Items from a data source

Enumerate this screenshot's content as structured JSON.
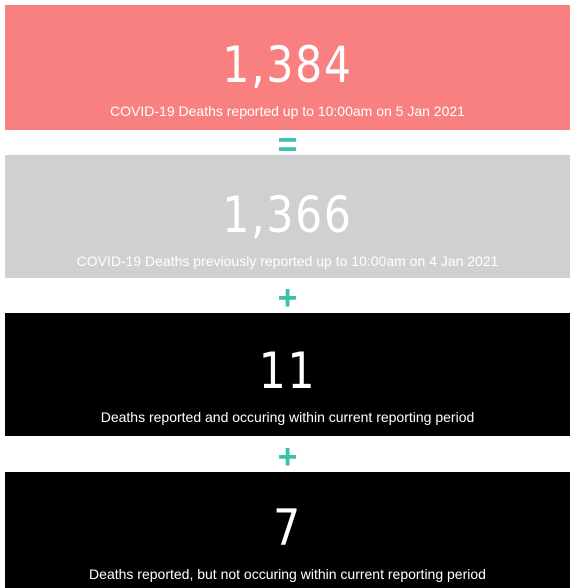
{
  "cards": [
    {
      "value": "1,384",
      "label": "COVID-19 Deaths reported up to 10:00am on 5 Jan 2021"
    },
    {
      "value": "1,366",
      "label": "COVID-19 Deaths previously reported up to 10:00am on 4 Jan 2021"
    },
    {
      "value": "11",
      "label": "Deaths reported and occuring within current reporting period"
    },
    {
      "value": "7",
      "label": "Deaths reported, but not occuring within current reporting period"
    }
  ],
  "operators": [
    "=",
    "+",
    "+"
  ]
}
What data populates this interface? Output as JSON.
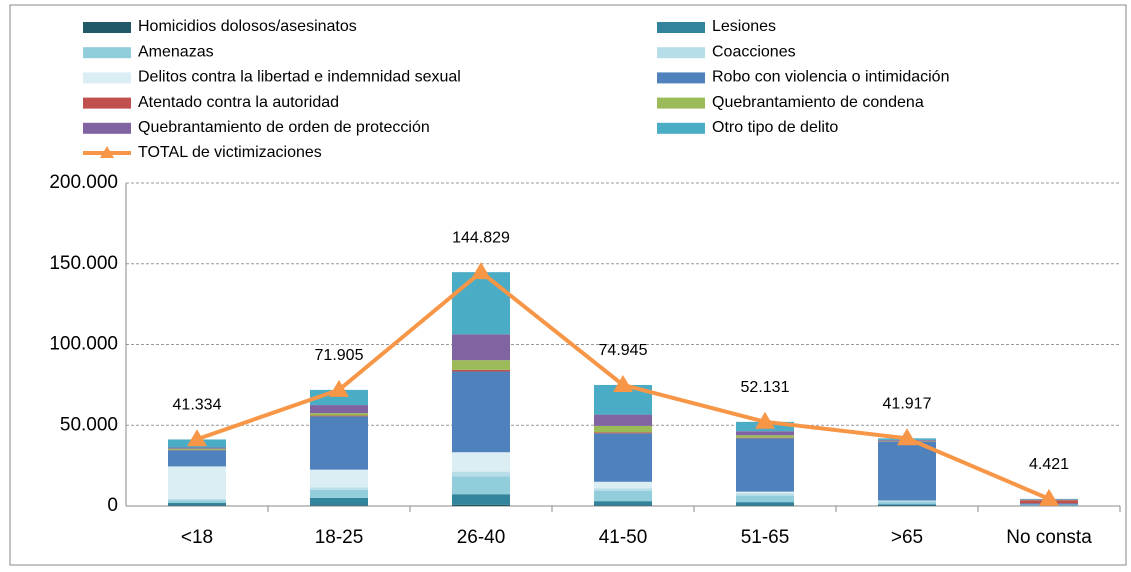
{
  "chart_data": {
    "type": "bar",
    "stacked": true,
    "categories": [
      "<18",
      "18-25",
      "26-40",
      "41-50",
      "51-65",
      ">65",
      "No consta"
    ],
    "series": [
      {
        "name": "Homicidios dolosos/asesinatos",
        "color": "#215968",
        "values": [
          500,
          500,
          800,
          500,
          400,
          300,
          100
        ]
      },
      {
        "name": "Lesiones",
        "color": "#31849b",
        "values": [
          1500,
          4500,
          6500,
          2500,
          2000,
          800,
          200
        ]
      },
      {
        "name": "Amenazas",
        "color": "#92cddc",
        "values": [
          1500,
          5000,
          11000,
          6500,
          4000,
          1500,
          300
        ]
      },
      {
        "name": "Coacciones",
        "color": "#b7dee8",
        "values": [
          1000,
          1500,
          3000,
          1500,
          1500,
          500,
          100
        ]
      },
      {
        "name": "Delitos contra la libertad e indemnidad sexual",
        "color": "#daeef3",
        "values": [
          20000,
          11000,
          12000,
          4000,
          1000,
          300,
          100
        ]
      },
      {
        "name": "Robo con violencia o intimidación",
        "color": "#4f81bd",
        "values": [
          10000,
          33000,
          50000,
          30000,
          33000,
          36500,
          800
        ]
      },
      {
        "name": "Atentado contra la autoridad",
        "color": "#c0504d",
        "values": [
          200,
          500,
          1000,
          600,
          400,
          200,
          2000
        ]
      },
      {
        "name": "Quebrantamiento de condena",
        "color": "#9bbb59",
        "values": [
          800,
          1500,
          6000,
          4000,
          1500,
          300,
          200
        ]
      },
      {
        "name": "Quebrantamiento de orden de protección",
        "color": "#8064a2",
        "values": [
          700,
          5000,
          16000,
          7000,
          2500,
          500,
          200
        ]
      },
      {
        "name": "Otro tipo de delito",
        "color": "#4bacc6",
        "values": [
          5000,
          9400,
          38500,
          18345,
          5800,
          1000,
          400
        ]
      },
      {
        "name": "TOTAL de victimizaciones",
        "color": "#f79646",
        "type": "line",
        "values": [
          41334,
          71905,
          144829,
          74945,
          52131,
          41917,
          4421
        ],
        "value_labels": [
          "41.334",
          "71.905",
          "144.829",
          "74.945",
          "52.131",
          "41.917",
          "4.421"
        ]
      }
    ],
    "ylim": [
      0,
      200000
    ],
    "yticks": [
      0,
      {
        "value": 50000,
        "label": "50.000"
      },
      {
        "value": 100000,
        "label": "100.000"
      },
      {
        "value": 150000,
        "label": "150.000"
      },
      {
        "value": 200000,
        "label": "200.000"
      }
    ],
    "grid": true,
    "legend": "top"
  }
}
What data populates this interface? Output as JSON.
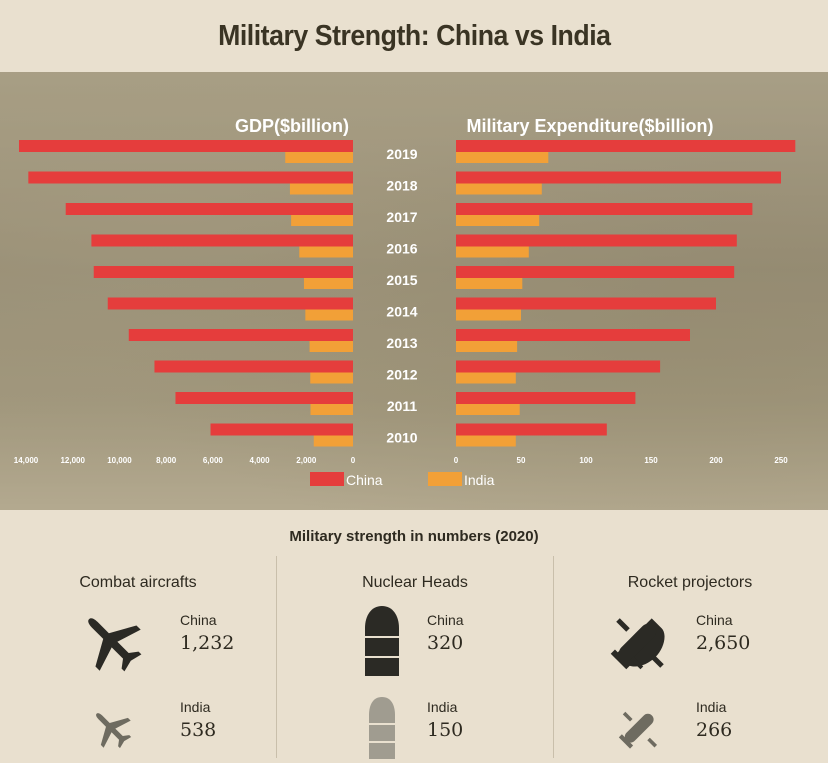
{
  "title": "Military Strength: China vs India",
  "colors": {
    "china": "#e53d3c",
    "india": "#f2a037",
    "dark_icon": "#2b2a25",
    "light_icon": "#6e6b60"
  },
  "chart_data": [
    {
      "type": "bar",
      "orientation": "horizontal",
      "title": "GDP($billion)",
      "categories": [
        "2019",
        "2018",
        "2017",
        "2016",
        "2015",
        "2014",
        "2013",
        "2012",
        "2011",
        "2010"
      ],
      "series": [
        {
          "name": "China",
          "values": [
            14300,
            13900,
            12300,
            11200,
            11100,
            10500,
            9600,
            8500,
            7600,
            6100
          ]
        },
        {
          "name": "India",
          "values": [
            2900,
            2700,
            2650,
            2300,
            2100,
            2040,
            1860,
            1830,
            1820,
            1680
          ]
        }
      ],
      "xlim": [
        0,
        14000
      ],
      "reversed_axis": true,
      "ticks": [
        14000,
        12000,
        10000,
        8000,
        6000,
        4000,
        2000,
        0
      ],
      "tick_labels": [
        "14,000",
        "12,000",
        "10,000",
        "8,000",
        "6,000",
        "4,000",
        "2,000",
        "0"
      ]
    },
    {
      "type": "bar",
      "orientation": "horizontal",
      "title": "Military Expenditure($billion)",
      "categories": [
        "2019",
        "2018",
        "2017",
        "2016",
        "2015",
        "2014",
        "2013",
        "2012",
        "2011",
        "2010"
      ],
      "series": [
        {
          "name": "China",
          "values": [
            261,
            250,
            228,
            216,
            214,
            200,
            180,
            157,
            138,
            116
          ]
        },
        {
          "name": "India",
          "values": [
            71,
            66,
            64,
            56,
            51,
            50,
            47,
            46,
            49,
            46
          ]
        }
      ],
      "xlim": [
        0,
        250
      ],
      "ticks": [
        0,
        50,
        100,
        150,
        200,
        250
      ],
      "tick_labels": [
        "0",
        "50",
        "100",
        "150",
        "200",
        "250"
      ]
    }
  ],
  "legend": {
    "china": "China",
    "india": "India"
  },
  "stats": {
    "heading": "Military strength in numbers (2020)",
    "columns": [
      {
        "title": "Combat aircrafts",
        "icon": "airplane-icon",
        "china_label": "China",
        "china_value": "1,232",
        "india_label": "India",
        "india_value": "538"
      },
      {
        "title": "Nuclear Heads",
        "icon": "warhead-icon",
        "china_label": "China",
        "china_value": "320",
        "india_label": "India",
        "india_value": "150"
      },
      {
        "title": "Rocket projectors",
        "icon": "rocket-icon",
        "china_label": "China",
        "china_value": "2,650",
        "india_label": "India",
        "india_value": "266"
      }
    ]
  }
}
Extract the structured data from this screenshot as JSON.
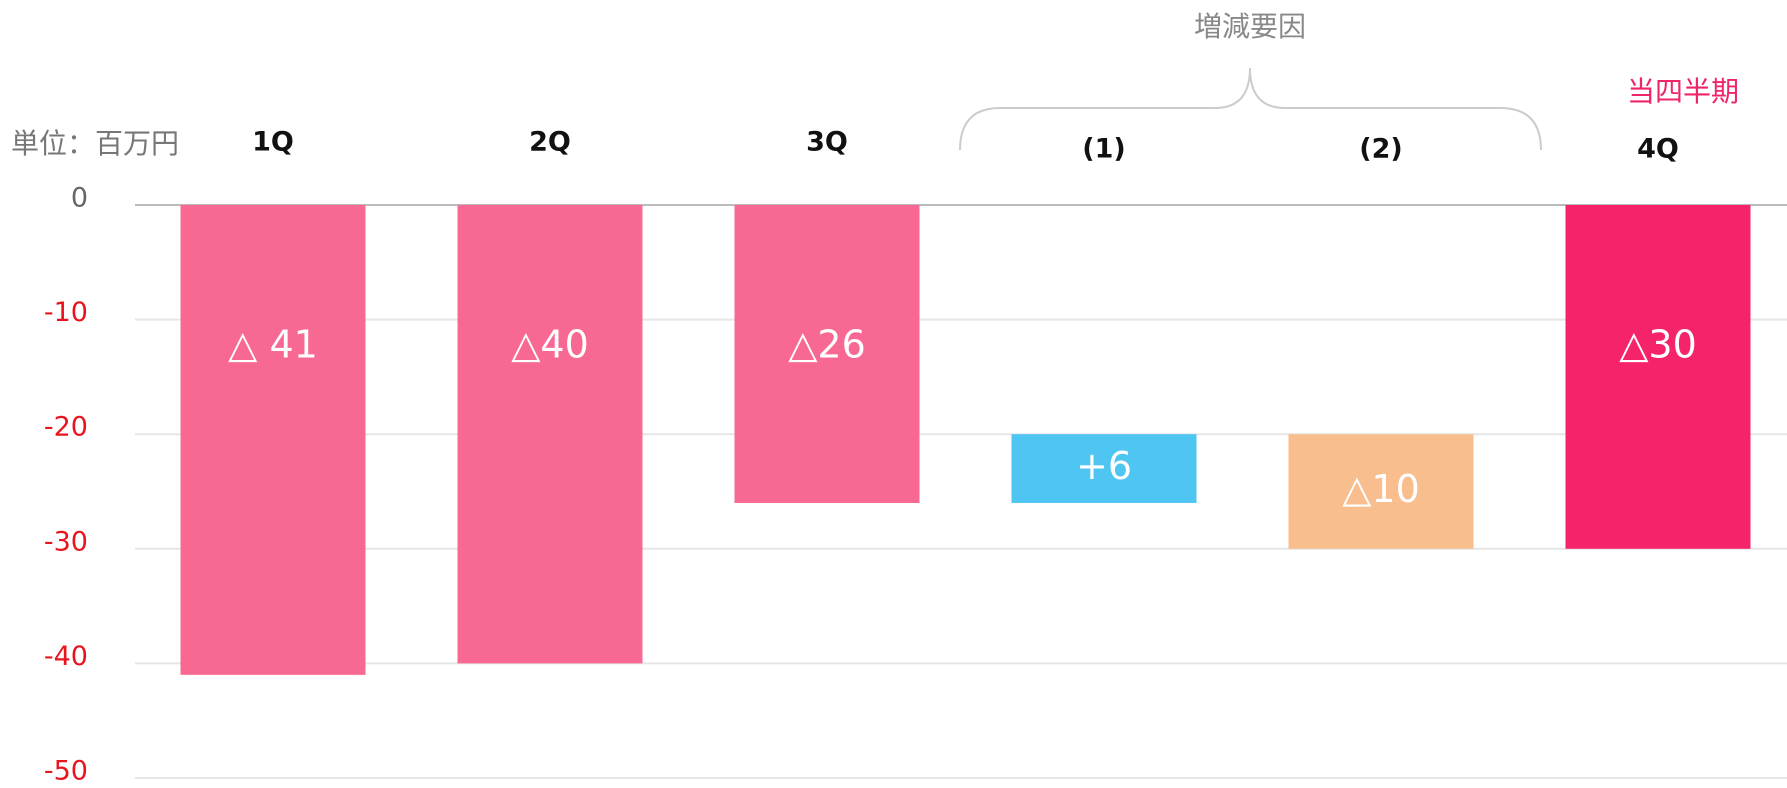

SET TASK -> Pick out every line above that holds the word "COVID" and copy it.

COMPLETE RESPONSE ->
      "label": "COVID-19 Deaths reported up to 10:00am on 5 Jan 2021"
      "label": "COVID-19 Deaths previously reported up to 10:00am on 4 Jan 2021"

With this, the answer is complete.